● **Challenge**:
Below is a block of records; repeat all of them exactly.

Stored items
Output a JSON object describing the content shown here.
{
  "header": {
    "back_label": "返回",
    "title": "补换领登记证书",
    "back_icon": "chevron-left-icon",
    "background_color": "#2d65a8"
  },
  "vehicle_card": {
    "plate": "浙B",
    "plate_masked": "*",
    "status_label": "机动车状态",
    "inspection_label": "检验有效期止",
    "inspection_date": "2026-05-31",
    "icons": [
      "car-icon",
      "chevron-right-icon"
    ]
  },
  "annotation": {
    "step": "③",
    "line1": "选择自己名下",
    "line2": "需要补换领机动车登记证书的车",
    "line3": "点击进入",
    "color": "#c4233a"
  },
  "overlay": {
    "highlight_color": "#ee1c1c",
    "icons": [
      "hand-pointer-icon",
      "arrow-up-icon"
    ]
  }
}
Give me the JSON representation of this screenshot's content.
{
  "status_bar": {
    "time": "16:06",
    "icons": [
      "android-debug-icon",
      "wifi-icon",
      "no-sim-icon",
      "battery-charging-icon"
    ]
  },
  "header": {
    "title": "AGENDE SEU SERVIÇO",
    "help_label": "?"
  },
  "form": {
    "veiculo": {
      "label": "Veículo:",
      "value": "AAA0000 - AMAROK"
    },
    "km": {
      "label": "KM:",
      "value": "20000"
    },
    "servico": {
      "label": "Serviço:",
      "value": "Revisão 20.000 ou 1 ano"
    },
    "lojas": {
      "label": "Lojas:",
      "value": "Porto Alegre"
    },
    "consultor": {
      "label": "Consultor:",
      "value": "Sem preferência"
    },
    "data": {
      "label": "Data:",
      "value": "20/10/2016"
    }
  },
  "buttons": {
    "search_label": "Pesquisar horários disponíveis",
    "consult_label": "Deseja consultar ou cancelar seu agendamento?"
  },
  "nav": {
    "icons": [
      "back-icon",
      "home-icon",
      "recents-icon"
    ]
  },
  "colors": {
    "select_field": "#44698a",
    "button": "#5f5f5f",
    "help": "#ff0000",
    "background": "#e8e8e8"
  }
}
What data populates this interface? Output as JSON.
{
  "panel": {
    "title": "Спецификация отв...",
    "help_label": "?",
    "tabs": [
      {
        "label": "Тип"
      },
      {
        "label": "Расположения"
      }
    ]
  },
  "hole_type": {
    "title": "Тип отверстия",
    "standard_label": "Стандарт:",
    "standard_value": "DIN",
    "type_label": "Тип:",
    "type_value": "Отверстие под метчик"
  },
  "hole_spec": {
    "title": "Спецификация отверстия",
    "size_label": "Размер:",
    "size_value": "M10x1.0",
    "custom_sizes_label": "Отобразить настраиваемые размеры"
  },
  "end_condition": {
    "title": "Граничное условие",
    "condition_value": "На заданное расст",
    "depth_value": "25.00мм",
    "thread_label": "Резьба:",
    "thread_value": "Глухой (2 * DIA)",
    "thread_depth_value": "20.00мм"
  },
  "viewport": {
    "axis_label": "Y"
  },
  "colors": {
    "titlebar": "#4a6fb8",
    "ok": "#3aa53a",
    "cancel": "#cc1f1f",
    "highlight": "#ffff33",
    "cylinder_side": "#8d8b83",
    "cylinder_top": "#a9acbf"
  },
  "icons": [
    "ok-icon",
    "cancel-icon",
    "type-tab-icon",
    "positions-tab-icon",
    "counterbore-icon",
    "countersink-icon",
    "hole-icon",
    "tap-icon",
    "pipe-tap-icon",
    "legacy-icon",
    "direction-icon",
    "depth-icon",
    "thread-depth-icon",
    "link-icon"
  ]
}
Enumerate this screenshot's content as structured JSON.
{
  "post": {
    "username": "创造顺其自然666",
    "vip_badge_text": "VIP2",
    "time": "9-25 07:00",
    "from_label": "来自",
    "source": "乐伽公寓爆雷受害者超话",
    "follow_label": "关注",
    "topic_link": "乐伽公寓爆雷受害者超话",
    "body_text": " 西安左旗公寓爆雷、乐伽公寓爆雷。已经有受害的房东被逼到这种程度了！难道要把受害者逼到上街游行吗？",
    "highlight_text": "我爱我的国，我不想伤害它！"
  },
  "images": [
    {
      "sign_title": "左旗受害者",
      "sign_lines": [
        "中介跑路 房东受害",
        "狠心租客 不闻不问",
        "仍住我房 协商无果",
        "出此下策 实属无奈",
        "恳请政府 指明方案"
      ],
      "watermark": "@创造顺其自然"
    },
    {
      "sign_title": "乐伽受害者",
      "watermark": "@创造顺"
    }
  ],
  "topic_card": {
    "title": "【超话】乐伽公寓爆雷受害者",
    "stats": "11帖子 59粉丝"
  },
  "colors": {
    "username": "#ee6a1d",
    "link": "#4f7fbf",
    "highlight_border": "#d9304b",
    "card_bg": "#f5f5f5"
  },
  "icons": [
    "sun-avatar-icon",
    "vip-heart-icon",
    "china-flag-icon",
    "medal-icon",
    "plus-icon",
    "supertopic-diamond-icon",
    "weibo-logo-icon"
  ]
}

● **Exercise result**:
Output a JSON object describing the content shown here.
{
  "header": {
    "back_label": "返回",
    "title": "补换领登记证书",
    "back_icon": "chevron-left-icon",
    "background_color": "#2d65a8"
  },
  "vehicle_card": {
    "plate": "浙B",
    "plate_masked": "*",
    "status_label": "机动车状态",
    "inspection_label": "检验有效期止",
    "inspection_date": "2026-05-31",
    "icons": [
      "car-icon",
      "chevron-right-icon"
    ]
  },
  "annotation": {
    "step": "③",
    "line1": "选择自己名下",
    "line2": "需要补换领机动车登记证书的车",
    "line3": "点击进入",
    "color": "#c4233a"
  },
  "overlay": {
    "highlight_color": "#ee1c1c",
    "icons": [
      "hand-pointer-icon",
      "arrow-up-icon"
    ]
  }
}
Give me the JSON representation of this screenshot's content.
{
  "status_bar": {
    "time": "16:06",
    "icons": [
      "android-debug-icon",
      "wifi-icon",
      "no-sim-icon",
      "battery-charging-icon"
    ]
  },
  "header": {
    "title": "AGENDE SEU SERVIÇO",
    "help_label": "?"
  },
  "form": {
    "veiculo": {
      "label": "Veículo:",
      "value": "AAA0000 - AMAROK"
    },
    "km": {
      "label": "KM:",
      "value": "20000"
    },
    "servico": {
      "label": "Serviço:",
      "value": "Revisão 20.000 ou 1 ano"
    },
    "lojas": {
      "label": "Lojas:",
      "value": "Porto Alegre"
    },
    "consultor": {
      "label": "Consultor:",
      "value": "Sem preferência"
    },
    "data": {
      "label": "Data:",
      "value": "20/10/2016"
    }
  },
  "buttons": {
    "search_label": "Pesquisar horários disponíveis",
    "consult_label": "Deseja consultar ou cancelar seu agendamento?"
  },
  "nav": {
    "icons": [
      "back-icon",
      "home-icon",
      "recents-icon"
    ]
  },
  "colors": {
    "select_field": "#44698a",
    "button": "#5f5f5f",
    "help": "#ff0000",
    "background": "#e8e8e8"
  }
}
What data populates this interface? Output as JSON.
{
  "panel": {
    "title": "Спецификация отв...",
    "help_label": "?",
    "tabs": [
      {
        "label": "Тип"
      },
      {
        "label": "Расположения"
      }
    ]
  },
  "hole_type": {
    "title": "Тип отверстия",
    "standard_label": "Стандарт:",
    "standard_value": "DIN",
    "type_label": "Тип:",
    "type_value": "Отверстие под метчик"
  },
  "hole_spec": {
    "title": "Спецификация отверстия",
    "size_label": "Размер:",
    "size_value": "M10x1.0",
    "custom_sizes_label": "Отобразить настраиваемые размеры"
  },
  "end_condition": {
    "title": "Граничное условие",
    "condition_value": "На заданное расст",
    "depth_value": "25.00мм",
    "thread_label": "Резьба:",
    "thread_value": "Глухой (2 * DIA)",
    "thread_depth_value": "20.00мм"
  },
  "viewport": {
    "axis_label": "Y"
  },
  "colors": {
    "titlebar": "#4a6fb8",
    "ok": "#3aa53a",
    "cancel": "#cc1f1f",
    "highlight": "#ffff33",
    "cylinder_side": "#8d8b83",
    "cylinder_top": "#a9acbf"
  },
  "icons": [
    "ok-icon",
    "cancel-icon",
    "type-tab-icon",
    "positions-tab-icon",
    "counterbore-icon",
    "countersink-icon",
    "hole-icon",
    "tap-icon",
    "pipe-tap-icon",
    "legacy-icon",
    "direction-icon",
    "depth-icon",
    "thread-depth-icon",
    "link-icon"
  ]
}
Enumerate this screenshot's content as structured JSON.
{
  "post": {
    "username": "创造顺其自然666",
    "vip_badge_text": "VIP2",
    "time": "9-25 07:00",
    "from_label": "来自",
    "source": "乐伽公寓爆雷受害者超话",
    "follow_label": "关注",
    "topic_link": "乐伽公寓爆雷受害者超话",
    "body_text": " 西安左旗公寓爆雷、乐伽公寓爆雷。已经有受害的房东被逼到这种程度了！难道要把受害者逼到上街游行吗？",
    "highlight_text": "我爱我的国，我不想伤害它！"
  },
  "images": [
    {
      "sign_title": "左旗受害者",
      "sign_lines": [
        "中介跑路 房东受害",
        "狠心租客 不闻不问",
        "仍住我房 协商无果",
        "出此下策 实属无奈",
        "恳请政府 指明方案"
      ],
      "watermark": "@创造顺其自然"
    },
    {
      "sign_title": "乐伽受害者",
      "watermark": "@创造顺"
    }
  ],
  "topic_card": {
    "title": "【超话】乐伽公寓爆雷受害者",
    "stats": "11帖子 59粉丝"
  },
  "colors": {
    "username": "#ee6a1d",
    "link": "#4f7fbf",
    "highlight_border": "#d9304b",
    "card_bg": "#f5f5f5"
  },
  "icons": [
    "sun-avatar-icon",
    "vip-heart-icon",
    "china-flag-icon",
    "medal-icon",
    "plus-icon",
    "supertopic-diamond-icon",
    "weibo-logo-icon"
  ]
}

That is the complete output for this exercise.